> _What is asked_
Tally the lines that hold the string "this", and reply with the count alone.

Collection entries
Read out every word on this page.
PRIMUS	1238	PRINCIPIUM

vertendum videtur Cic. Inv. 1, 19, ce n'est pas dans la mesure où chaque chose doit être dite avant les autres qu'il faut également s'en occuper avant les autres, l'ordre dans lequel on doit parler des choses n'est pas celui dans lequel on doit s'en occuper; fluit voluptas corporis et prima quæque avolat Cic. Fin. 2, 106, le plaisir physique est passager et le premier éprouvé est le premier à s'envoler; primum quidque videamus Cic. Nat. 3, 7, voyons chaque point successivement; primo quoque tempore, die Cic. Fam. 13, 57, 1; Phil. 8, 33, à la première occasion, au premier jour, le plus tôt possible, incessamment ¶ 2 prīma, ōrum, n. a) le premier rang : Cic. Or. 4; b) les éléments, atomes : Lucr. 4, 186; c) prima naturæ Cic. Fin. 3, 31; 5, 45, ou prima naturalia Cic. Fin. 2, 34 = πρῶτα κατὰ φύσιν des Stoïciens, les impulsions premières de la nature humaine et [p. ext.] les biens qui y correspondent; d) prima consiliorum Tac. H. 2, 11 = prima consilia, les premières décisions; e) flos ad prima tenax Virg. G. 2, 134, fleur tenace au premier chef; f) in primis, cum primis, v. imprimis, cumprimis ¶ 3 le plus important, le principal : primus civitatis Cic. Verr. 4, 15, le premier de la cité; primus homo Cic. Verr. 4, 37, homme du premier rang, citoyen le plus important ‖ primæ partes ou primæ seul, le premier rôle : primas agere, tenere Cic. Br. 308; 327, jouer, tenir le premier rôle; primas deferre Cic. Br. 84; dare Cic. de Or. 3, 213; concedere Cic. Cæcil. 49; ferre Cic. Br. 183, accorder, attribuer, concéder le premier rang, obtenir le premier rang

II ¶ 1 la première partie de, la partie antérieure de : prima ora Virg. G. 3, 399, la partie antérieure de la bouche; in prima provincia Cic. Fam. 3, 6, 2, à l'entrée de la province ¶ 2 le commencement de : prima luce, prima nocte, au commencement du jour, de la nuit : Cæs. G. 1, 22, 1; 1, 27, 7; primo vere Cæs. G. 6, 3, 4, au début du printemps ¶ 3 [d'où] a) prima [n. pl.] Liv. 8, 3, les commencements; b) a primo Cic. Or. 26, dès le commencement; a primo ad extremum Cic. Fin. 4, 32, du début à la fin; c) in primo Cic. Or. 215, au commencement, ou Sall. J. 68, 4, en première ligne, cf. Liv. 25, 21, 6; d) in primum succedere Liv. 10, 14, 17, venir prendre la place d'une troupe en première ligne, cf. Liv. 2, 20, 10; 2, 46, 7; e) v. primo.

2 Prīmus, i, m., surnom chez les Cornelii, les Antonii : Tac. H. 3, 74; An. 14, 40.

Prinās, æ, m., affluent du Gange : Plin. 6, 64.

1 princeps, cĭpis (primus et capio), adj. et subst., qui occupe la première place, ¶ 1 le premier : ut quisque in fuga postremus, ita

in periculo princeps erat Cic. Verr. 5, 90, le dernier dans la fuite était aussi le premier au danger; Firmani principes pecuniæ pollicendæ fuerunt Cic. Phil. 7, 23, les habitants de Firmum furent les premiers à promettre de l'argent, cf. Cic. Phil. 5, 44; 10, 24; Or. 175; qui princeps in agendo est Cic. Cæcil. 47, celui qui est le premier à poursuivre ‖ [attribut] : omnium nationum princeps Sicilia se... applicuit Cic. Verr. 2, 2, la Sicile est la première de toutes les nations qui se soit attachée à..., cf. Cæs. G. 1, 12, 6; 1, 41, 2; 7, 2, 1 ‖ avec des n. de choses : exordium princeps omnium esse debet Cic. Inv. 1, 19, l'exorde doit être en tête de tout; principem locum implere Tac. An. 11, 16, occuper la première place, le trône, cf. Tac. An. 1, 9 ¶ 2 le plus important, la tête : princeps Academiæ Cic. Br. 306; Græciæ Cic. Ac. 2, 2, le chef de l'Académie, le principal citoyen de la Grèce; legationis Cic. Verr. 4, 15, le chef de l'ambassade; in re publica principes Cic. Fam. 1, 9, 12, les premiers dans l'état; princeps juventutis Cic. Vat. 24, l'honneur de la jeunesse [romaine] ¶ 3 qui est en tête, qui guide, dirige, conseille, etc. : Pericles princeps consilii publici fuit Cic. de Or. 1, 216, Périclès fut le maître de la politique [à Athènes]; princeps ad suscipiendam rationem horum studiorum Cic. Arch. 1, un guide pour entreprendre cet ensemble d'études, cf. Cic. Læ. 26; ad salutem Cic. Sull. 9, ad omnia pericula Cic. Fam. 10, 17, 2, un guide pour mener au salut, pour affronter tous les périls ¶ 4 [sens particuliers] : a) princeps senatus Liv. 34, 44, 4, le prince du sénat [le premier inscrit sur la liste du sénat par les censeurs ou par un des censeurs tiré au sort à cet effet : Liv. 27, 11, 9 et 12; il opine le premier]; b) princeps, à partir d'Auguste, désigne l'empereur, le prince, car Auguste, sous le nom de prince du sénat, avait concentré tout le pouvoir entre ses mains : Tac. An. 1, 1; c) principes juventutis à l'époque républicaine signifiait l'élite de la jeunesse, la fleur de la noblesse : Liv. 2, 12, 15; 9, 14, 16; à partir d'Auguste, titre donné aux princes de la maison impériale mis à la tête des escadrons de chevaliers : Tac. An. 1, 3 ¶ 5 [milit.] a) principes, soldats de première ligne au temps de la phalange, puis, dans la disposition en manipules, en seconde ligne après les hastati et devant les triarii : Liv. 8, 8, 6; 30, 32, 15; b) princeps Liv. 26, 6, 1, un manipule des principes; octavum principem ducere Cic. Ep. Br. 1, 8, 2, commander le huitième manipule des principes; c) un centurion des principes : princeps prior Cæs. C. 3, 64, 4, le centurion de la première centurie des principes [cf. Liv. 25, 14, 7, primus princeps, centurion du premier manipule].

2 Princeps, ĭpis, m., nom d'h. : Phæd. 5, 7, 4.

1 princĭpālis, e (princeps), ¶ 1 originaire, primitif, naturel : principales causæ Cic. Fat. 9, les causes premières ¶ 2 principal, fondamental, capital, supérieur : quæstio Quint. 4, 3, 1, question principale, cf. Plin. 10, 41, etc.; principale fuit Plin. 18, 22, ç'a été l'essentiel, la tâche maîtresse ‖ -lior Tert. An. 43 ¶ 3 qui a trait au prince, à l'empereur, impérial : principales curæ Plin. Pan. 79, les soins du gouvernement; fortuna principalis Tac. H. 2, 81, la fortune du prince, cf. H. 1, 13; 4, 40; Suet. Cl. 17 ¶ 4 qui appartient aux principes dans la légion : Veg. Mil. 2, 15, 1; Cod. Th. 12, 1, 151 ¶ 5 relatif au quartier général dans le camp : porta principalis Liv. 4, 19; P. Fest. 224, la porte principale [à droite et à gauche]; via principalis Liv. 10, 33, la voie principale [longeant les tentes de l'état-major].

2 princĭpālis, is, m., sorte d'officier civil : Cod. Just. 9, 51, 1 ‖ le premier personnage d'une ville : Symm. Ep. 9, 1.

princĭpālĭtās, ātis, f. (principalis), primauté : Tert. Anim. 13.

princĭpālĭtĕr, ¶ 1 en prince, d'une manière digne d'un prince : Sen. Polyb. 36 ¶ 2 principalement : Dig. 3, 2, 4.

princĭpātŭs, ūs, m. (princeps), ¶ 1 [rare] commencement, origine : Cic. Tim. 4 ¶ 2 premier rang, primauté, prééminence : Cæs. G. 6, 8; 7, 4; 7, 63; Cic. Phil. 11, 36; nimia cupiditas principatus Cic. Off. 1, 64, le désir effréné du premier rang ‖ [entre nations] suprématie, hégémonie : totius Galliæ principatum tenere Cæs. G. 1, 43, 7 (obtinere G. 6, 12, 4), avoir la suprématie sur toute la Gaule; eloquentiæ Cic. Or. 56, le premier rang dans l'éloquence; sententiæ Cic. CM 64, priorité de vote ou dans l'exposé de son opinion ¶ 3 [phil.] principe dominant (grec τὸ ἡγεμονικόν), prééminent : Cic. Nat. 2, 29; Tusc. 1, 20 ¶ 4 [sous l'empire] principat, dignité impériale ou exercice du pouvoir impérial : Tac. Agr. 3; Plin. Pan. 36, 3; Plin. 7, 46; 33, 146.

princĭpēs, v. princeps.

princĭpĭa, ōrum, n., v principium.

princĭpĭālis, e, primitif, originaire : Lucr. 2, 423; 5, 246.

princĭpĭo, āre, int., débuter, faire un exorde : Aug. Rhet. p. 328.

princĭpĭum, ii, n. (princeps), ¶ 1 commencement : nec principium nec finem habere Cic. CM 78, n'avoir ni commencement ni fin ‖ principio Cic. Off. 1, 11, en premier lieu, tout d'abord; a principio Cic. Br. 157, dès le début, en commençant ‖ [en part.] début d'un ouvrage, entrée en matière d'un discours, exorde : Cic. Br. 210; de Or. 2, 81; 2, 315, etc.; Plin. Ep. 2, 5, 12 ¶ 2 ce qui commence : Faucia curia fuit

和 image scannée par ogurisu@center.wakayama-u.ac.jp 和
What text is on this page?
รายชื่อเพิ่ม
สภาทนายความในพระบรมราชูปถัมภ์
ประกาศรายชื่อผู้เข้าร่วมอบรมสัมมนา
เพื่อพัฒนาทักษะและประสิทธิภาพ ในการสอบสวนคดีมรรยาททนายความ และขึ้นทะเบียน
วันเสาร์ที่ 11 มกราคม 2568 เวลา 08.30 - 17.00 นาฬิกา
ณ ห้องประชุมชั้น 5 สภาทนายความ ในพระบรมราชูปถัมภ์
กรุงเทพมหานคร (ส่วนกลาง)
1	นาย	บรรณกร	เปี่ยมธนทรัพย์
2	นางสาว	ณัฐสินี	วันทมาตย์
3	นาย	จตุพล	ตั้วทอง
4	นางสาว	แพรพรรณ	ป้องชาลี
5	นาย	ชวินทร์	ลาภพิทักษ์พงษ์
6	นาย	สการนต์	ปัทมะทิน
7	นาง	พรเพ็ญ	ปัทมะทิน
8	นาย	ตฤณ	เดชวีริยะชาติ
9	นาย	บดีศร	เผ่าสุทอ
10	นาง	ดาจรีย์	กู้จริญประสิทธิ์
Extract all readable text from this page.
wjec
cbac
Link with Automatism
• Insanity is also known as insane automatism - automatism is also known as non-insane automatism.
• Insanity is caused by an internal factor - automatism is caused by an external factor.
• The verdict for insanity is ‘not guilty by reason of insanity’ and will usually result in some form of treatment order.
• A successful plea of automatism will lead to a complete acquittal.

> _Exercise response_
3